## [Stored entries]
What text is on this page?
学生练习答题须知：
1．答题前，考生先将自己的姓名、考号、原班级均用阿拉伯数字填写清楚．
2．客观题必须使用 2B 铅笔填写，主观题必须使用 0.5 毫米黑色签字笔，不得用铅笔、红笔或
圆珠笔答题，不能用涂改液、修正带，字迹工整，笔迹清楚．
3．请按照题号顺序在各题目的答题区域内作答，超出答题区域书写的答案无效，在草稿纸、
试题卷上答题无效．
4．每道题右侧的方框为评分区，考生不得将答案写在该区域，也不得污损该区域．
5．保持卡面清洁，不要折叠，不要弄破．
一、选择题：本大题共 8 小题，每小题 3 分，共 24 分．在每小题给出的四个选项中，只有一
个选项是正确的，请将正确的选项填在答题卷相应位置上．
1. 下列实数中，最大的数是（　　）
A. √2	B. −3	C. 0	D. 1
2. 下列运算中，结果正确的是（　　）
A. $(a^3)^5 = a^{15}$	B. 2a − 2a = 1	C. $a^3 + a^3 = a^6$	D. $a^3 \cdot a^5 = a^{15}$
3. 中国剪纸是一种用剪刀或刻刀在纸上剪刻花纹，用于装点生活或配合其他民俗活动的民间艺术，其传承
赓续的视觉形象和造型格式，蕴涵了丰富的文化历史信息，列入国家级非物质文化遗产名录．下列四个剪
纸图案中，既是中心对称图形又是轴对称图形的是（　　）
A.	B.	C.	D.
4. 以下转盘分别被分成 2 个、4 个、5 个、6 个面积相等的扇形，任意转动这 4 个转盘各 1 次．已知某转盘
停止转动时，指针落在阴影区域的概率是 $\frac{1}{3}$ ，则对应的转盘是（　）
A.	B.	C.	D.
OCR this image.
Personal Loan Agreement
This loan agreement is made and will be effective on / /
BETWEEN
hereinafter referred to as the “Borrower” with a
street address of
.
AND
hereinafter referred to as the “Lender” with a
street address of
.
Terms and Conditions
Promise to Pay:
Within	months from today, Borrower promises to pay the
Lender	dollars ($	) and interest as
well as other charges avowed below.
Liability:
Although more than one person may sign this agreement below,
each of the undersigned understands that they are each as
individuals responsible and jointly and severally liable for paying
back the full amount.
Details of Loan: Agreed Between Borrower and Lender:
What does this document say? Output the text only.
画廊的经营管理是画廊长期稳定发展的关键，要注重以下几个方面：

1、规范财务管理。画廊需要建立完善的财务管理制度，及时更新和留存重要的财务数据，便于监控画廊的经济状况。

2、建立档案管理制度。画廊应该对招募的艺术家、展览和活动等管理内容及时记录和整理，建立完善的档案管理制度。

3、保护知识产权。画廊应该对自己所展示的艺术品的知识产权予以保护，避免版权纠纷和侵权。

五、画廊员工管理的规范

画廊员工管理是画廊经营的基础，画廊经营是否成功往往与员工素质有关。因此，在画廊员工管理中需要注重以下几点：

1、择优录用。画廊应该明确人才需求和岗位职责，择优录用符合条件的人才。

## [GIVEN TASK]
Nothing should be changed: write out all of the data as is.

## [RESULT OF THIS EXERCISE]
What text is on this page?
学生练习答题须知：
1．答题前，考生先将自己的姓名、考号、原班级均用阿拉伯数字填写清楚．
2．客观题必须使用 2B 铅笔填写，主观题必须使用 0.5 毫米黑色签字笔，不得用铅笔、红笔或
圆珠笔答题，不能用涂改液、修正带，字迹工整，笔迹清楚．
3．请按照题号顺序在各题目的答题区域内作答，超出答题区域书写的答案无效，在草稿纸、
试题卷上答题无效．
4．每道题右侧的方框为评分区，考生不得将答案写在该区域，也不得污损该区域．
5．保持卡面清洁，不要折叠，不要弄破．
一、选择题：本大题共 8 小题，每小题 3 分，共 24 分．在每小题给出的四个选项中，只有一
个选项是正确的，请将正确的选项填在答题卷相应位置上．
1. 下列实数中，最大的数是（　　）
A. √2	B. −3	C. 0	D. 1
2. 下列运算中，结果正确的是（　　）
A. $(a^3)^5 = a^{15}$	B. 2a − 2a = 1	C. $a^3 + a^3 = a^6$	D. $a^3 \cdot a^5 = a^{15}$
3. 中国剪纸是一种用剪刀或刻刀在纸上剪刻花纹，用于装点生活或配合其他民俗活动的民间艺术，其传承
赓续的视觉形象和造型格式，蕴涵了丰富的文化历史信息，列入国家级非物质文化遗产名录．下列四个剪
纸图案中，既是中心对称图形又是轴对称图形的是（　　）
A.	B.	C.	D.
4. 以下转盘分别被分成 2 个、4 个、5 个、6 个面积相等的扇形，任意转动这 4 个转盘各 1 次．已知某转盘
停止转动时，指针落在阴影区域的概率是 $\frac{1}{3}$ ，则对应的转盘是（　）
A.	B.	C.	D.
OCR this image.
Personal Loan Agreement
This loan agreement is made and will be effective on / /
BETWEEN
hereinafter referred to as the “Borrower” with a
street address of
.
AND
hereinafter referred to as the “Lender” with a
street address of
.
Terms and Conditions
Promise to Pay:
Within	months from today, Borrower promises to pay the
Lender	dollars ($	) and interest as
well as other charges avowed below.
Liability:
Although more than one person may sign this agreement below,
each of the undersigned understands that they are each as
individuals responsible and jointly and severally liable for paying
back the full amount.
Details of Loan: Agreed Between Borrower and Lender:
What does this document say? Output the text only.
画廊的经营管理是画廊长期稳定发展的关键，要注重以下几个方面：

1、规范财务管理。画廊需要建立完善的财务管理制度，及时更新和留存重要的财务数据，便于监控画廊的经济状况。

2、建立档案管理制度。画廊应该对招募的艺术家、展览和活动等管理内容及时记录和整理，建立完善的档案管理制度。

3、保护知识产权。画廊应该对自己所展示的艺术品的知识产权予以保护，避免版权纠纷和侵权。

五、画廊员工管理的规范

画廊员工管理是画廊经营的基础，画廊经营是否成功往往与员工素质有关。因此，在画廊员工管理中需要注重以下几点：

1、择优录用。画廊应该明确人才需求和岗位职责，择优录用符合条件的人才。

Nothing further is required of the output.